## [Task instructions]
Where does the string "color" appear in the records? Copy every line that contains it.

## [Records for this exercise]
######

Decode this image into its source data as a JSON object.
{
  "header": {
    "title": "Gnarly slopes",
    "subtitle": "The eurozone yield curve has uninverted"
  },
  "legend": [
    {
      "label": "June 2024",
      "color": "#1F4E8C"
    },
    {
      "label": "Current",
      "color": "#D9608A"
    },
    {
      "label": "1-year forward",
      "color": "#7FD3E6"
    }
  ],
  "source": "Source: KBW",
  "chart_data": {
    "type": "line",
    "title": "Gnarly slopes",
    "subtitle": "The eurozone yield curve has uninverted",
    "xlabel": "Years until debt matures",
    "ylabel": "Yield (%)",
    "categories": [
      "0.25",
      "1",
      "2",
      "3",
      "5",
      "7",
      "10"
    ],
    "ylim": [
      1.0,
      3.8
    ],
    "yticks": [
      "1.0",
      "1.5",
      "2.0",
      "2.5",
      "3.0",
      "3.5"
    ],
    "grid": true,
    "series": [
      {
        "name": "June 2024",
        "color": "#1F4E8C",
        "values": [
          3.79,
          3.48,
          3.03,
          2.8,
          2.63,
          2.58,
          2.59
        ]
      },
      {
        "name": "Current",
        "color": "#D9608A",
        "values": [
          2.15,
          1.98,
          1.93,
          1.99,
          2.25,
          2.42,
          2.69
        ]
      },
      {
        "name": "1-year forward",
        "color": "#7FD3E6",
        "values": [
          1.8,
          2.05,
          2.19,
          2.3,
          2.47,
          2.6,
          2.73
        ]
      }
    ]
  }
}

######

## [Exercise solution]
      "color": "#1F4E8C"
      "color": "#D9608A"
      "color": "#7FD3E6"
        "color": "#1F4E8C",
        "color": "#D9608A",
        "color": "#7FD3E6",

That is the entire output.